Go through the material below, count the lines with the word "werden", and reply with the count alone.
╭─ Material shown
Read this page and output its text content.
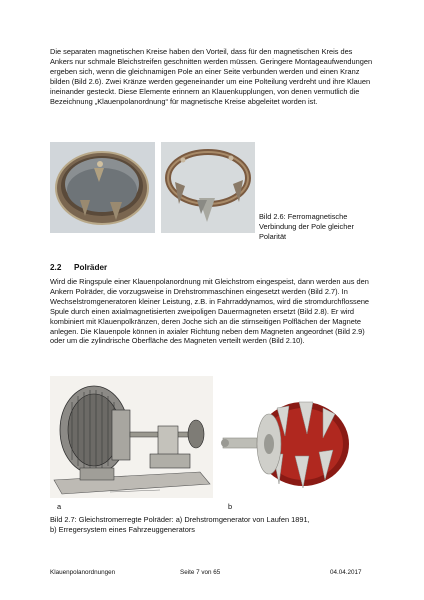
Die separaten magnetischen Kreise haben den Vorteil, dass für den magnetischen Kreis des Ankers nur schmale Bleichstreifen geschnitten werden müssen. Geringere Montageaufwendungen ergeben sich, wenn die gleichnamigen Pole an einer Seite verbunden werden und einen Kranz bilden (Bild 2.6). Zwei Kränze werden gegeneinander um eine Polteilung verdreht und ihre Klauen ineinander gesteckt. Diese Elemente erinnern an Klauenkupplungen, von denen vermutlich die Bezeichnung „Klauenpolanordnung“ für magnetische Kreise abgeleitet worden ist.

Bild 2.6: Ferromagnetische Verbindung der Pole gleicher Polarität

2.2 Polräder

Wird die Ringspule einer Klauenpolanordnung mit Gleichstrom eingespeist, dann werden aus den Ankern Polräder, die vorzugsweise in Drehstrommaschinen eingesetzt werden (Bild 2.7). In Wechselstromgeneratoren kleiner Leistung, z.B. in Fahrraddynamos, wird die stromdurchflossene Spule durch einen axialmagnetisierten zweipoligen Dauermagneten ersetzt (Bild 2.8). Er wird kombiniert mit Klauenpolkränzen, deren Joche sich an die stirnseitigen Polflächen der Magnete anlegen. Die Klauenpole können in axialer Richtung neben dem Magneten angeordnet (Bild 2.9) oder um die zylindrische Oberfläche des Magneten verteilt werden (Bild 2.10).

a	b

Bild 2.7: Gleichstromerregte Polräder: a) Drehstromgenerator von Laufen 1891,
b) Erregersystem eines Fahrzeuggenerators

Klauenpolanordnungen	Seite 7 von 65	04.04.2017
╰─
• _Full response_
2